Task: In your copy, repeat the records exactly and leave out the pictures.

(Saved entries)
******************************
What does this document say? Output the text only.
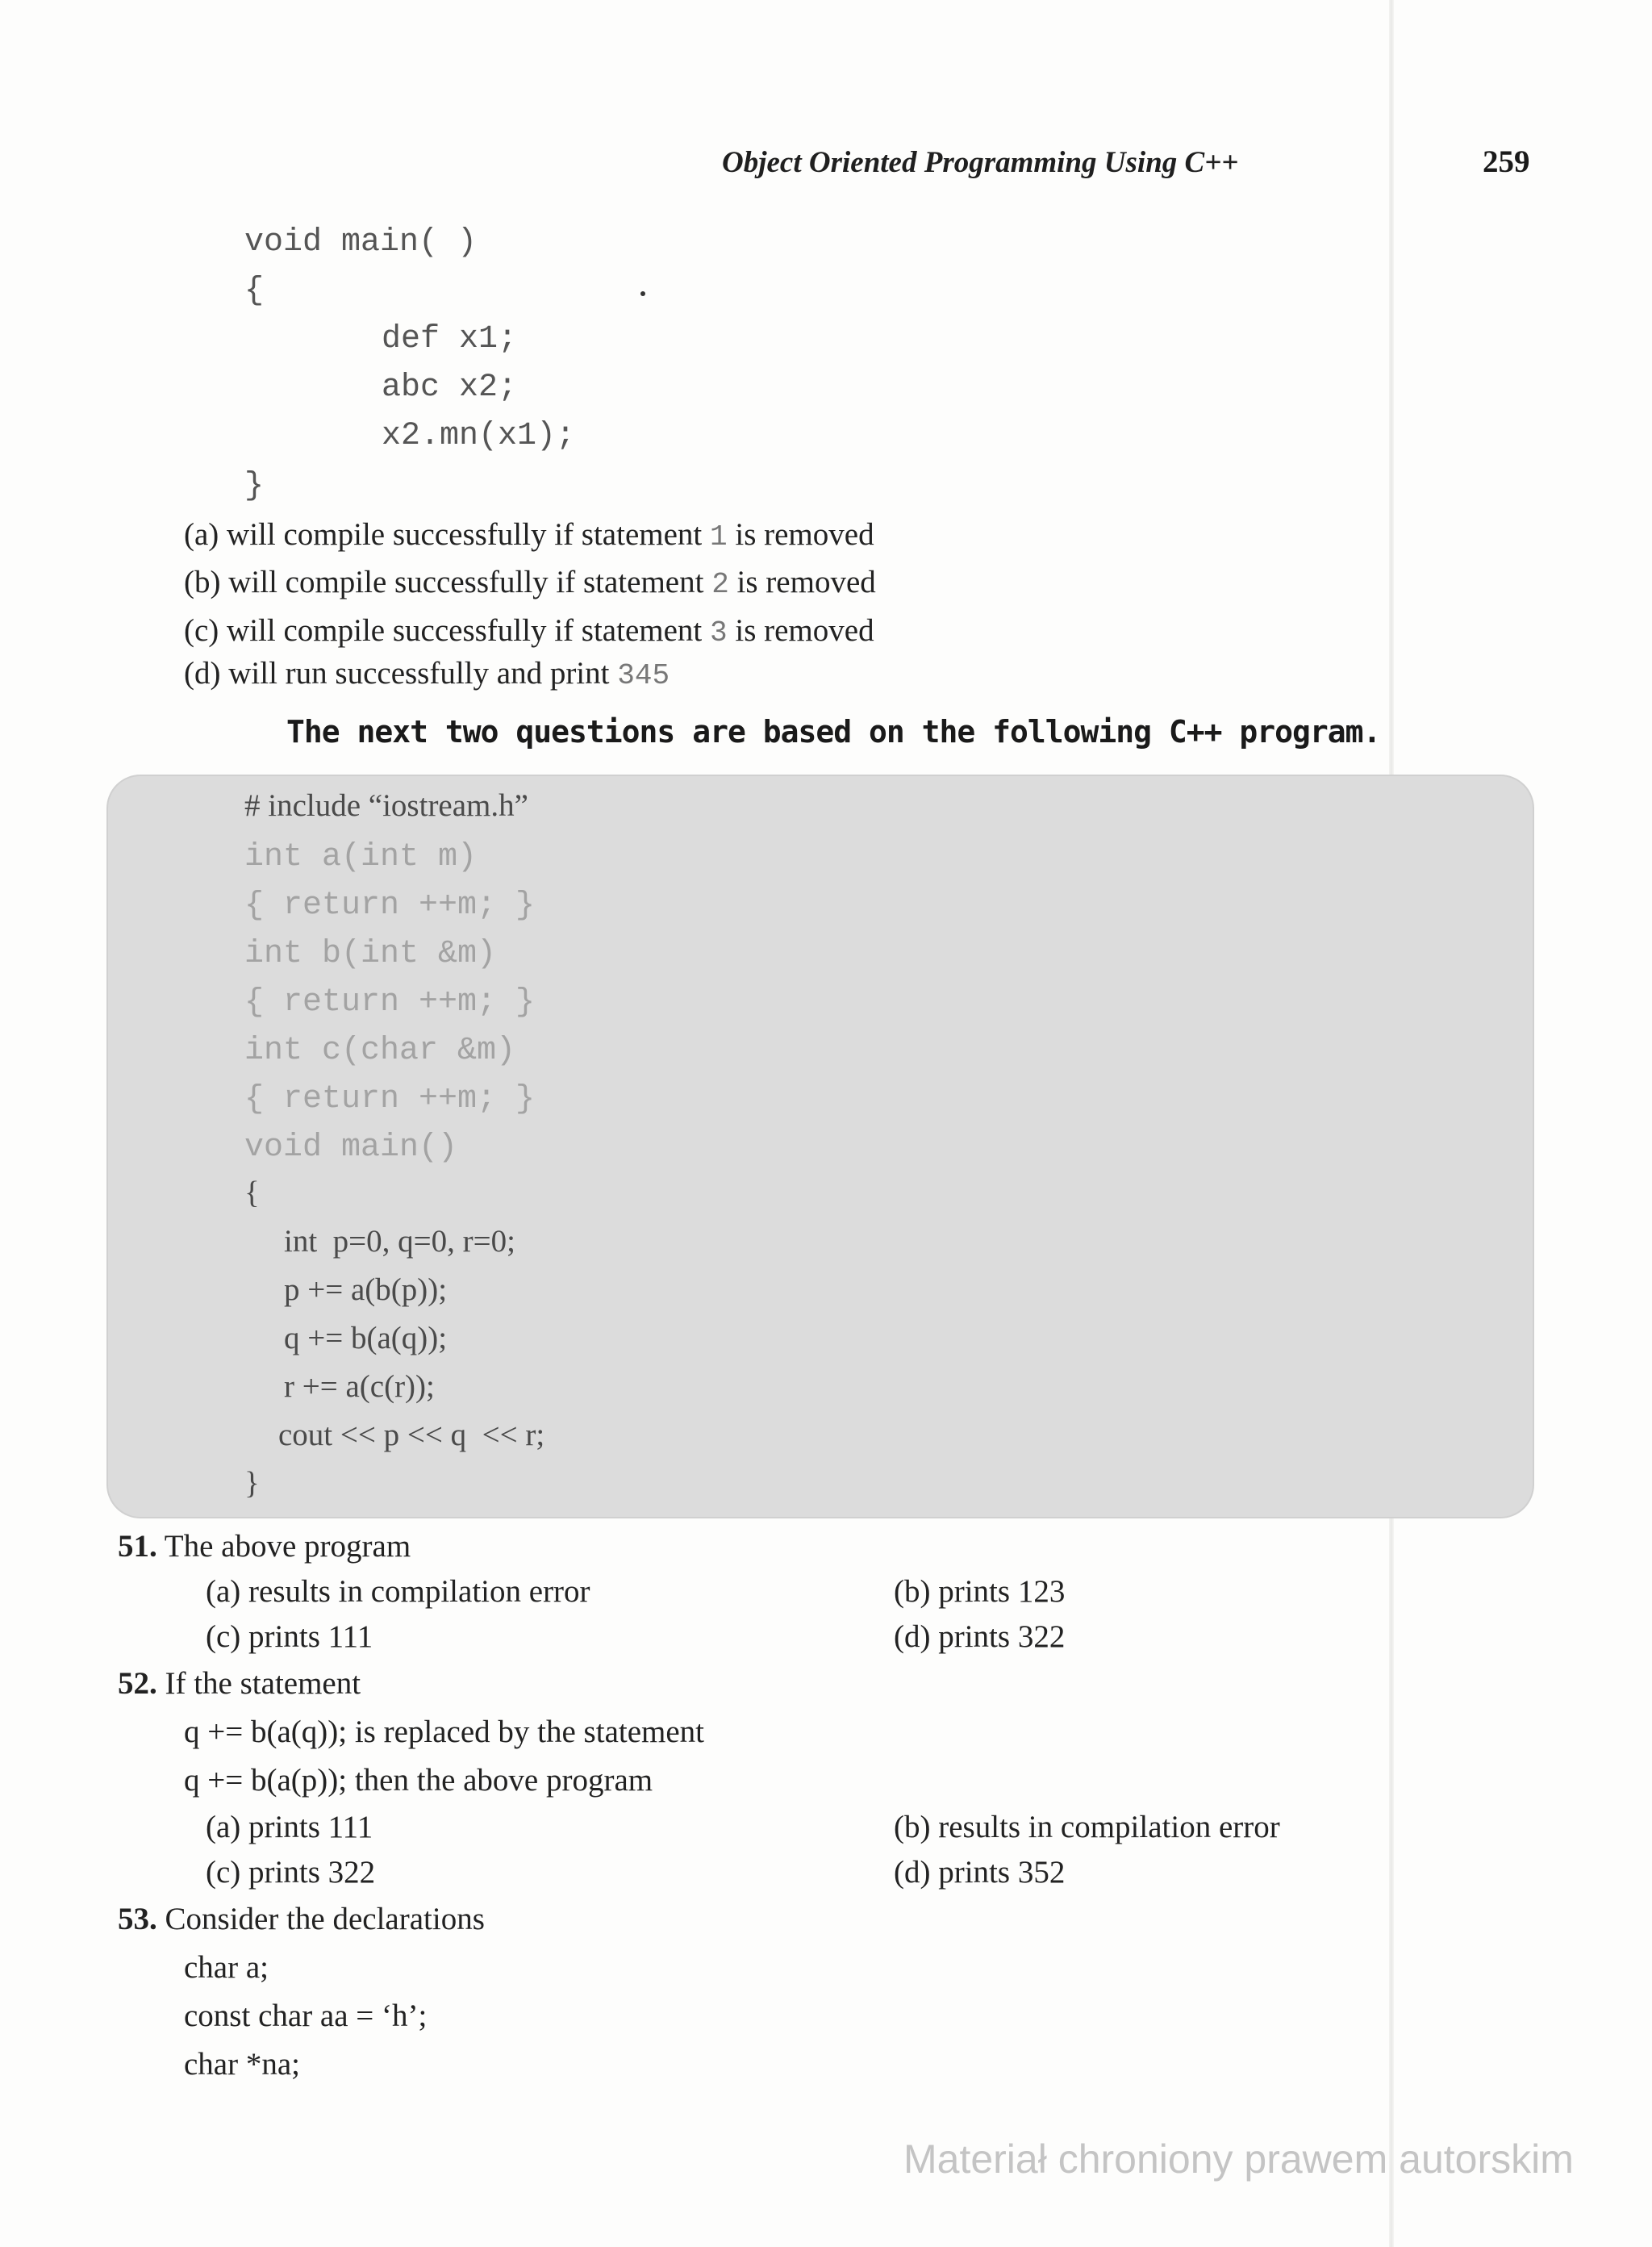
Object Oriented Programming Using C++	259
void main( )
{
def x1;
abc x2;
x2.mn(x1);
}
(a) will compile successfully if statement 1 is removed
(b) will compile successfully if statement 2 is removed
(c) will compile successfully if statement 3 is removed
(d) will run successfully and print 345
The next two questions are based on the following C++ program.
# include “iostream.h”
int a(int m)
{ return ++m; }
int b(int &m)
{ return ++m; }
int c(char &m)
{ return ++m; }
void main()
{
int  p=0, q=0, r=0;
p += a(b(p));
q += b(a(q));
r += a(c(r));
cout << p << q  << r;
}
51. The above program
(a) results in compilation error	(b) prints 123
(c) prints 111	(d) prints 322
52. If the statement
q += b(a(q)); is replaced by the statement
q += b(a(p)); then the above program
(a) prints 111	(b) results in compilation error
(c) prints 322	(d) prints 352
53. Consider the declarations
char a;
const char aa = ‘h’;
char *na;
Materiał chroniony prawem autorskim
******************************
Exercise response:
What does this document say? Output the text only.
Object Oriented Programming Using C++	259
void main( )
{
def x1;
abc x2;
x2.mn(x1);
}
(a) will compile successfully if statement 1 is removed
(b) will compile successfully if statement 2 is removed
(c) will compile successfully if statement 3 is removed
(d) will run successfully and print 345
The next two questions are based on the following C++ program.
# include “iostream.h”
int a(int m)
{ return ++m; }
int b(int &m)
{ return ++m; }
int c(char &m)
{ return ++m; }
void main()
{
int  p=0, q=0, r=0;
p += a(b(p));
q += b(a(q));
r += a(c(r));
cout << p << q  << r;
}
51. The above program
(a) results in compilation error	(b) prints 123
(c) prints 111	(d) prints 322
52. If the statement
q += b(a(q)); is replaced by the statement
q += b(a(p)); then the above program
(a) prints 111	(b) results in compilation error
(c) prints 322	(d) prints 352
53. Consider the declarations
char a;
const char aa = ‘h’;
char *na;
Materiał chroniony prawem autorskim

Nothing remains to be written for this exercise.